§ **Instruction**: All lines featuring the string "aere" are to be listed.

(Data records)
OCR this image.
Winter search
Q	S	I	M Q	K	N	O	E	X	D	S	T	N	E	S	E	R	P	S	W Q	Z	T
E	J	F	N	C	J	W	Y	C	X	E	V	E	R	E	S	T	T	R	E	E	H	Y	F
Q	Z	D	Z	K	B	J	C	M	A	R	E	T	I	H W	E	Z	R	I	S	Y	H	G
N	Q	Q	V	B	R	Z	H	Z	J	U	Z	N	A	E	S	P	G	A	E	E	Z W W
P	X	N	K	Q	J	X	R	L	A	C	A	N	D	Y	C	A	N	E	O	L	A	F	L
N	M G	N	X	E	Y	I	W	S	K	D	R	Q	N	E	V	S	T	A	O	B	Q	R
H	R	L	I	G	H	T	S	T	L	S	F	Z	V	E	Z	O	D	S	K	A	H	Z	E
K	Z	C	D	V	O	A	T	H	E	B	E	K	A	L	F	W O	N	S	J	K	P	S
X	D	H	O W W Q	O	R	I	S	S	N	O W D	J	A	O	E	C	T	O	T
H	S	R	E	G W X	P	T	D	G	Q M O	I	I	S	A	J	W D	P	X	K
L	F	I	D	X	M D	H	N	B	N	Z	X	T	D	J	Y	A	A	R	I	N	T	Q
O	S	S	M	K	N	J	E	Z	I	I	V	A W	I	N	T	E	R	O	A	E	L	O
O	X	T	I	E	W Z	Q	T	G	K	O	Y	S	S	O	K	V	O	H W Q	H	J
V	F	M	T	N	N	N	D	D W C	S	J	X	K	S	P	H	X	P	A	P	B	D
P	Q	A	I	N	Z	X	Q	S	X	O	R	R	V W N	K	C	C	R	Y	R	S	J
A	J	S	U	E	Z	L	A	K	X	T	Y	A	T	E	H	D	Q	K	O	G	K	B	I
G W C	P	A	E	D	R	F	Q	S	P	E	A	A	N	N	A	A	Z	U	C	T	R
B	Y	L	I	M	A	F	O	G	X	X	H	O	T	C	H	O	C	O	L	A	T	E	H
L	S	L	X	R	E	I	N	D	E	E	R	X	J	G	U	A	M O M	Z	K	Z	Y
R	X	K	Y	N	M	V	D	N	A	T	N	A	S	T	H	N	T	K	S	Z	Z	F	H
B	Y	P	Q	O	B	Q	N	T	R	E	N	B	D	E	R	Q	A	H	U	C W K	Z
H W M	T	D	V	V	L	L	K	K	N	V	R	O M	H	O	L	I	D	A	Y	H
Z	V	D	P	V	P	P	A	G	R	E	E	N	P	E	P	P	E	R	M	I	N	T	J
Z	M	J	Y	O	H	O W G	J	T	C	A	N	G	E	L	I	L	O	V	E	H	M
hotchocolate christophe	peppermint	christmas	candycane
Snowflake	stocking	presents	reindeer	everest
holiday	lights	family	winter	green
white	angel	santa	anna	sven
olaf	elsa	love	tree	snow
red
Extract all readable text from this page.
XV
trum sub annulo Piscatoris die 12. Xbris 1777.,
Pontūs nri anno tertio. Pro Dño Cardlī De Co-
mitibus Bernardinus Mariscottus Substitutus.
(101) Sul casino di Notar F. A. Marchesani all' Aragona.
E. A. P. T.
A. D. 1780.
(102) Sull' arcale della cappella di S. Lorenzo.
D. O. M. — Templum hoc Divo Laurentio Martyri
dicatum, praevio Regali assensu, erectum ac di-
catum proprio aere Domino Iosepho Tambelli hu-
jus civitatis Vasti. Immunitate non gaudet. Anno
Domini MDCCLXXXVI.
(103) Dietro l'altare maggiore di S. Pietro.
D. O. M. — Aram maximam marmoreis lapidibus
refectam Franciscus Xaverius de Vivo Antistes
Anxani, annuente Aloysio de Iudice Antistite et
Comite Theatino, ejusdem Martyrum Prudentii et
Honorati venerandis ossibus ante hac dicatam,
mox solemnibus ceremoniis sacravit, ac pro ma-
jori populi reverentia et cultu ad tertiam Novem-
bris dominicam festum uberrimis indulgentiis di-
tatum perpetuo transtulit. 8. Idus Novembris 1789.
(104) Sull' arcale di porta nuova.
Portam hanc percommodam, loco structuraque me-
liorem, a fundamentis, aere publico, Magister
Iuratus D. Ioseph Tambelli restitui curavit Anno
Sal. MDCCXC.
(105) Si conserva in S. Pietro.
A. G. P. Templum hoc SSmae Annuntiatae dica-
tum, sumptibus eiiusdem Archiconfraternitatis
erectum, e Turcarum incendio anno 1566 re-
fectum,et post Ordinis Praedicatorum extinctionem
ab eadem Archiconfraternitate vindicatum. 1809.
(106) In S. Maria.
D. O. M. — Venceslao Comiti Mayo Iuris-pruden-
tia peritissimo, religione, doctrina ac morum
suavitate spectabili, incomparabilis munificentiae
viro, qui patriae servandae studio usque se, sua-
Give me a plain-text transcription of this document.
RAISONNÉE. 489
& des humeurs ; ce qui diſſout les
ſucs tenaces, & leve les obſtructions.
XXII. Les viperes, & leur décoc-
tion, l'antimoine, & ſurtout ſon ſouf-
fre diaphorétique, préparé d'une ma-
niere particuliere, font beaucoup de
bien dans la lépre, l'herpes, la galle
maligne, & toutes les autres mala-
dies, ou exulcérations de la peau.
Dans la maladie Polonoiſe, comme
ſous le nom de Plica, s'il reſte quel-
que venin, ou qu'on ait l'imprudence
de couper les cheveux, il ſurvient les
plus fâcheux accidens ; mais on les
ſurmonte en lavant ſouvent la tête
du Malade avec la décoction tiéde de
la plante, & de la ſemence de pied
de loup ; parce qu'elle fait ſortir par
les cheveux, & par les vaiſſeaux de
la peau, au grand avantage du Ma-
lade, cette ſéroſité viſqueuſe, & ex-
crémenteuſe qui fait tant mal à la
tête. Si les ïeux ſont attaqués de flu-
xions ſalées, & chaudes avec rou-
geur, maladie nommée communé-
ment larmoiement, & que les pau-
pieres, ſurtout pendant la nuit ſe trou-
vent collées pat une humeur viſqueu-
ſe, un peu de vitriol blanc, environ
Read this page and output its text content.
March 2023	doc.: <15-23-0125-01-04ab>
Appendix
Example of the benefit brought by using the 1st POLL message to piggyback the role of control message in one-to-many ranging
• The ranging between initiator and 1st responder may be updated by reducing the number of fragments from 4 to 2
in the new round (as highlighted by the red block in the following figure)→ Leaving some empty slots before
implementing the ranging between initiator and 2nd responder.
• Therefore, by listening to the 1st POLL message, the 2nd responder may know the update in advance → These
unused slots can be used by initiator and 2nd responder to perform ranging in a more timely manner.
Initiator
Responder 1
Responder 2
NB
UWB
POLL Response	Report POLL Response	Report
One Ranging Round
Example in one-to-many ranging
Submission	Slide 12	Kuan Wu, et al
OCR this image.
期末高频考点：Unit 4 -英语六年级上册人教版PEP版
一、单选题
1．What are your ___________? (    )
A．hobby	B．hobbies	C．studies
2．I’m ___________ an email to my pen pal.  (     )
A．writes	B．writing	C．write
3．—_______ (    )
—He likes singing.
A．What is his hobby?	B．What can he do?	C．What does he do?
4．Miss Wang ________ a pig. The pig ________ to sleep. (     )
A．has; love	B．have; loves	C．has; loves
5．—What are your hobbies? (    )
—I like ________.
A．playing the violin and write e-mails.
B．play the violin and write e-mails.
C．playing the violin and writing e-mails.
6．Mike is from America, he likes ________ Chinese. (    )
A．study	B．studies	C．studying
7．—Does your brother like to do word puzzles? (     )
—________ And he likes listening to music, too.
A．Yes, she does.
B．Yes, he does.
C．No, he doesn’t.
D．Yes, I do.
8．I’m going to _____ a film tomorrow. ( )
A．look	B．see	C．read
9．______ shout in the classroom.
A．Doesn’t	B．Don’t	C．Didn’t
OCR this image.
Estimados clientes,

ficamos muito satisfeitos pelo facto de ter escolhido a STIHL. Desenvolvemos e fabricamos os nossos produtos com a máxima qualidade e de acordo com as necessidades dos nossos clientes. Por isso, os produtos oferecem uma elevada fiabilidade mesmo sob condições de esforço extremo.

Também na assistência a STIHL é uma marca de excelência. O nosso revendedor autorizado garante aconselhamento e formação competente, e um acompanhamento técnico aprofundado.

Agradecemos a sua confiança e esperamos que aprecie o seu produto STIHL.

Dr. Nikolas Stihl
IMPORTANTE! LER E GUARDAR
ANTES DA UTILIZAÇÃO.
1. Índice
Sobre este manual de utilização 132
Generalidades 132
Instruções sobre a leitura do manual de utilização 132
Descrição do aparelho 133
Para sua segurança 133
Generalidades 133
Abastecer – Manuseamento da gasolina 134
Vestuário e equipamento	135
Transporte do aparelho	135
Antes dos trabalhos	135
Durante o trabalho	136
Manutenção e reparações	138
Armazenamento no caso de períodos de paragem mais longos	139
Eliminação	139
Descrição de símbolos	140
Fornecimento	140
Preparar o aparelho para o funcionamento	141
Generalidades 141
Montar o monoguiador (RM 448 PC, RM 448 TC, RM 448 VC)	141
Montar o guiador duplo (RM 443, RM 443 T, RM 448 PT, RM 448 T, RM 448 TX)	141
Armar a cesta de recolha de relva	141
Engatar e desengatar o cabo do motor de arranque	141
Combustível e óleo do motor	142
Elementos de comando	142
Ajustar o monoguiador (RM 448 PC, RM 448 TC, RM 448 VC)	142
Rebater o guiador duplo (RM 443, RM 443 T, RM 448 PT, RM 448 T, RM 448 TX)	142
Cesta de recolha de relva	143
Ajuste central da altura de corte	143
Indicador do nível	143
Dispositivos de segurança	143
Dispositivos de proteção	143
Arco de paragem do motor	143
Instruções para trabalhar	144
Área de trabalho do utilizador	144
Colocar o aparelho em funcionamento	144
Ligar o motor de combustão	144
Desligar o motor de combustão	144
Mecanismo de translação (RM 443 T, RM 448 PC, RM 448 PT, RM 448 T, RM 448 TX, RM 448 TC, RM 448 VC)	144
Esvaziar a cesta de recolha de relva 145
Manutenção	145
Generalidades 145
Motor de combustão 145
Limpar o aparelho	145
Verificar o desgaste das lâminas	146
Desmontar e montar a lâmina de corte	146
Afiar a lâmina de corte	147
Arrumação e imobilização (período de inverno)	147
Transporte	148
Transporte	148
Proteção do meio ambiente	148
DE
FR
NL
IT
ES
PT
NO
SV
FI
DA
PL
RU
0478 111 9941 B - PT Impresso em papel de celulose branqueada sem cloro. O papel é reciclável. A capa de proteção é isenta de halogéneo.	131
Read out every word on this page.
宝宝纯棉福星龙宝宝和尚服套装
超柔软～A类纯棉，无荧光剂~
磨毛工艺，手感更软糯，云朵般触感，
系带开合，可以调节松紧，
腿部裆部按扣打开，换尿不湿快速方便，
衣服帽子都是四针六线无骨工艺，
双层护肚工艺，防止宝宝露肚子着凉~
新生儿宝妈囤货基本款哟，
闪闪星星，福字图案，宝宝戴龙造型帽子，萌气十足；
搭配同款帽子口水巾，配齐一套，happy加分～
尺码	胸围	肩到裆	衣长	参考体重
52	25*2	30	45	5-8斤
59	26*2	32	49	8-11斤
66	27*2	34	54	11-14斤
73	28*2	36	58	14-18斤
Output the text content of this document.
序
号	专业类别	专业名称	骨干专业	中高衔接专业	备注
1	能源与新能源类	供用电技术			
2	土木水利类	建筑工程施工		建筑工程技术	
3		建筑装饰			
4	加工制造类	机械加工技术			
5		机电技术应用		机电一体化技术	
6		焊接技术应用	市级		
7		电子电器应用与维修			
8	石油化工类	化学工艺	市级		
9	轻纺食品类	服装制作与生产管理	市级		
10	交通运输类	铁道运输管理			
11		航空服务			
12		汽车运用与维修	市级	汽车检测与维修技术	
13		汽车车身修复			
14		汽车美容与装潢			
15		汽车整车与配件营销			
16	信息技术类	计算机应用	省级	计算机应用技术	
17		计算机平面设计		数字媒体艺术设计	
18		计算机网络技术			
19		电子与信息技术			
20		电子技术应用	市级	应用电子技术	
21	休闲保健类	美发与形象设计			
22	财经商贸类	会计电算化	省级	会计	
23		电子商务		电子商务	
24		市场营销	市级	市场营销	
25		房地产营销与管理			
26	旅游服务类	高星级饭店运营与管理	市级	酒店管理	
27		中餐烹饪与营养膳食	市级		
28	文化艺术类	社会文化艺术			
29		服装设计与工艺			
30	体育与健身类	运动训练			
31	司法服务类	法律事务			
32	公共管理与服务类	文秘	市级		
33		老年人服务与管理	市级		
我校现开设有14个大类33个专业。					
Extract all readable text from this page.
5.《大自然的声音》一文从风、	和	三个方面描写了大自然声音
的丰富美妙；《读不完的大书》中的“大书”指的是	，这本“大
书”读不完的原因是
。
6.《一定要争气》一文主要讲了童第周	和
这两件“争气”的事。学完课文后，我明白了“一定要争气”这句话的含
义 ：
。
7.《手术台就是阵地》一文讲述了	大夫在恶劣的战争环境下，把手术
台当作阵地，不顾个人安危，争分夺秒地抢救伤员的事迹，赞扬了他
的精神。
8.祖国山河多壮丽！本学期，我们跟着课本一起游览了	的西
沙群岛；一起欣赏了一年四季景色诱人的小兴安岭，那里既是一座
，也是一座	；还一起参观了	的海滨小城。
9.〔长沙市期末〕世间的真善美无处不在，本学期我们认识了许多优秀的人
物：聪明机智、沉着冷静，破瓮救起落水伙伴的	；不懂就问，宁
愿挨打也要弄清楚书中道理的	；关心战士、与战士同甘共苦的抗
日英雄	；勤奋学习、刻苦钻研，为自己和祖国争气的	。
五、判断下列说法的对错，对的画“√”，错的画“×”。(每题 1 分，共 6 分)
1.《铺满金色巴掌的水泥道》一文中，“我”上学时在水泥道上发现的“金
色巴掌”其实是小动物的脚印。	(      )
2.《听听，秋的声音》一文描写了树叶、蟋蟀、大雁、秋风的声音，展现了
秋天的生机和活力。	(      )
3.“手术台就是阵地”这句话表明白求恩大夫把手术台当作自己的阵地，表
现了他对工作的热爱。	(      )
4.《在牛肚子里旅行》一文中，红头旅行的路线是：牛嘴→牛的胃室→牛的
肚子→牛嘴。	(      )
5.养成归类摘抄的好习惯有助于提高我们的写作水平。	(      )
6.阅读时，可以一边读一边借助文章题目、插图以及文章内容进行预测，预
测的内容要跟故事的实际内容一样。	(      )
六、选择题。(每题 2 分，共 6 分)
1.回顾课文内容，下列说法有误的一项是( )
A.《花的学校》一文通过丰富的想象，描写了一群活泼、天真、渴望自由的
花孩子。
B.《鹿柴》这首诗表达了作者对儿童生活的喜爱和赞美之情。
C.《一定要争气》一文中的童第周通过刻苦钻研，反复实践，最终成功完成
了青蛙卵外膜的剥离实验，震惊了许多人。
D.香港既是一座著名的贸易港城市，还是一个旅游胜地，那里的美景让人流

§ **Task output**:
catum proprio aere Domino Iosepho Tambelli hu-
liorem, a fundamentis, aere publico, Magister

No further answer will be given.